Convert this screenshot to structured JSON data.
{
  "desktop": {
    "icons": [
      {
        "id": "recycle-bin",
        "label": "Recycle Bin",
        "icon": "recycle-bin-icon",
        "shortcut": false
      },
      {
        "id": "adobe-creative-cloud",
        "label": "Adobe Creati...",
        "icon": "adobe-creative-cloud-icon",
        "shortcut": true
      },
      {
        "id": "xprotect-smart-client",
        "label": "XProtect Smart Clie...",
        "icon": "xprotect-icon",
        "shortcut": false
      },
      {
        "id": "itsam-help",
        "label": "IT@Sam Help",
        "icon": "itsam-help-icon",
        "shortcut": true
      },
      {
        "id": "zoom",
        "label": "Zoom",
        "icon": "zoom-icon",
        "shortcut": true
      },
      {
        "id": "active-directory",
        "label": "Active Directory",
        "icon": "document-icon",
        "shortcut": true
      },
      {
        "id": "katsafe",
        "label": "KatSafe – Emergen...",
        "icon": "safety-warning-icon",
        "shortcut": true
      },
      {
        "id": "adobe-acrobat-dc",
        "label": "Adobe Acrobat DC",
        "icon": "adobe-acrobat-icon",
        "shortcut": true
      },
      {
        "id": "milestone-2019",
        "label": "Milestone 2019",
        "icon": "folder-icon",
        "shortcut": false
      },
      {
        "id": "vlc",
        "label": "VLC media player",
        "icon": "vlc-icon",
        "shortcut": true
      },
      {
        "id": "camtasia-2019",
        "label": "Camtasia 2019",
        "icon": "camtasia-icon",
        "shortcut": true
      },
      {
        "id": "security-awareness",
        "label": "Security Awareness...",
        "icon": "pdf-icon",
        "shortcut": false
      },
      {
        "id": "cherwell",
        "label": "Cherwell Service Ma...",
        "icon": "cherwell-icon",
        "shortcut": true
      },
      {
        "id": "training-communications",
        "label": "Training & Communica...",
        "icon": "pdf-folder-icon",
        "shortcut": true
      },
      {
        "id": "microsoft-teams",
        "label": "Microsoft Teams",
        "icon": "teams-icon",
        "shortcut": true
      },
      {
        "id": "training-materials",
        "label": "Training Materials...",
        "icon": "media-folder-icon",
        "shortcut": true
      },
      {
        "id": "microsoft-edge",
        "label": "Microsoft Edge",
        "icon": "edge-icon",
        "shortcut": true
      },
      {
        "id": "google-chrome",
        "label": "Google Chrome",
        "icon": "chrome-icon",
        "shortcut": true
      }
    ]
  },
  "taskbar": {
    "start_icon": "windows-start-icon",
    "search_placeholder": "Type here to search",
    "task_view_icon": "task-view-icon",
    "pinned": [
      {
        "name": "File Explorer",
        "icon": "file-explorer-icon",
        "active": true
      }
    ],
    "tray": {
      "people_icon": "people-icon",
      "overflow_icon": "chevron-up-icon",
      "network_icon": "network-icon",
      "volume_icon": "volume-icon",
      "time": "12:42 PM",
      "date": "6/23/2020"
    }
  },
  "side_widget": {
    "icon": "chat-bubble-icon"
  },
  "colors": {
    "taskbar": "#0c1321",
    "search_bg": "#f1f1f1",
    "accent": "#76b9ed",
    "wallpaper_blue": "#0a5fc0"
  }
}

*Aim of the task*: Go through the listing above and restate it word for word.

*Final answer*:
Convert this screenshot to structured JSON data.
{
  "desktop": {
    "icons": [
      {
        "id": "recycle-bin",
        "label": "Recycle Bin",
        "icon": "recycle-bin-icon",
        "shortcut": false
      },
      {
        "id": "adobe-creative-cloud",
        "label": "Adobe Creati...",
        "icon": "adobe-creative-cloud-icon",
        "shortcut": true
      },
      {
        "id": "xprotect-smart-client",
        "label": "XProtect Smart Clie...",
        "icon": "xprotect-icon",
        "shortcut": false
      },
      {
        "id": "itsam-help",
        "label": "IT@Sam Help",
        "icon": "itsam-help-icon",
        "shortcut": true
      },
      {
        "id": "zoom",
        "label": "Zoom",
        "icon": "zoom-icon",
        "shortcut": true
      },
      {
        "id": "active-directory",
        "label": "Active Directory",
        "icon": "document-icon",
        "shortcut": true
      },
      {
        "id": "katsafe",
        "label": "KatSafe – Emergen...",
        "icon": "safety-warning-icon",
        "shortcut": true
      },
      {
        "id": "adobe-acrobat-dc",
        "label": "Adobe Acrobat DC",
        "icon": "adobe-acrobat-icon",
        "shortcut": true
      },
      {
        "id": "milestone-2019",
        "label": "Milestone 2019",
        "icon": "folder-icon",
        "shortcut": false
      },
      {
        "id": "vlc",
        "label": "VLC media player",
        "icon": "vlc-icon",
        "shortcut": true
      },
      {
        "id": "camtasia-2019",
        "label": "Camtasia 2019",
        "icon": "camtasia-icon",
        "shortcut": true
      },
      {
        "id": "security-awareness",
        "label": "Security Awareness...",
        "icon": "pdf-icon",
        "shortcut": false
      },
      {
        "id": "cherwell",
        "label": "Cherwell Service Ma...",
        "icon": "cherwell-icon",
        "shortcut": true
      },
      {
        "id": "training-communications",
        "label": "Training & Communica...",
        "icon": "pdf-folder-icon",
        "shortcut": true
      },
      {
        "id": "microsoft-teams",
        "label": "Microsoft Teams",
        "icon": "teams-icon",
        "shortcut": true
      },
      {
        "id": "training-materials",
        "label": "Training Materials...",
        "icon": "media-folder-icon",
        "shortcut": true
      },
      {
        "id": "microsoft-edge",
        "label": "Microsoft Edge",
        "icon": "edge-icon",
        "shortcut": true
      },
      {
        "id": "google-chrome",
        "label": "Google Chrome",
        "icon": "chrome-icon",
        "shortcut": true
      }
    ]
  },
  "taskbar": {
    "start_icon": "windows-start-icon",
    "search_placeholder": "Type here to search",
    "task_view_icon": "task-view-icon",
    "pinned": [
      {
        "name": "File Explorer",
        "icon": "file-explorer-icon",
        "active": true
      }
    ],
    "tray": {
      "people_icon": "people-icon",
      "overflow_icon": "chevron-up-icon",
      "network_icon": "network-icon",
      "volume_icon": "volume-icon",
      "time": "12:42 PM",
      "date": "6/23/2020"
    }
  },
  "side_widget": {
    "icon": "chat-bubble-icon"
  },
  "colors": {
    "taskbar": "#0c1321",
    "search_bg": "#f1f1f1",
    "accent": "#76b9ed",
    "wallpaper_blue": "#0a5fc0"
  }
}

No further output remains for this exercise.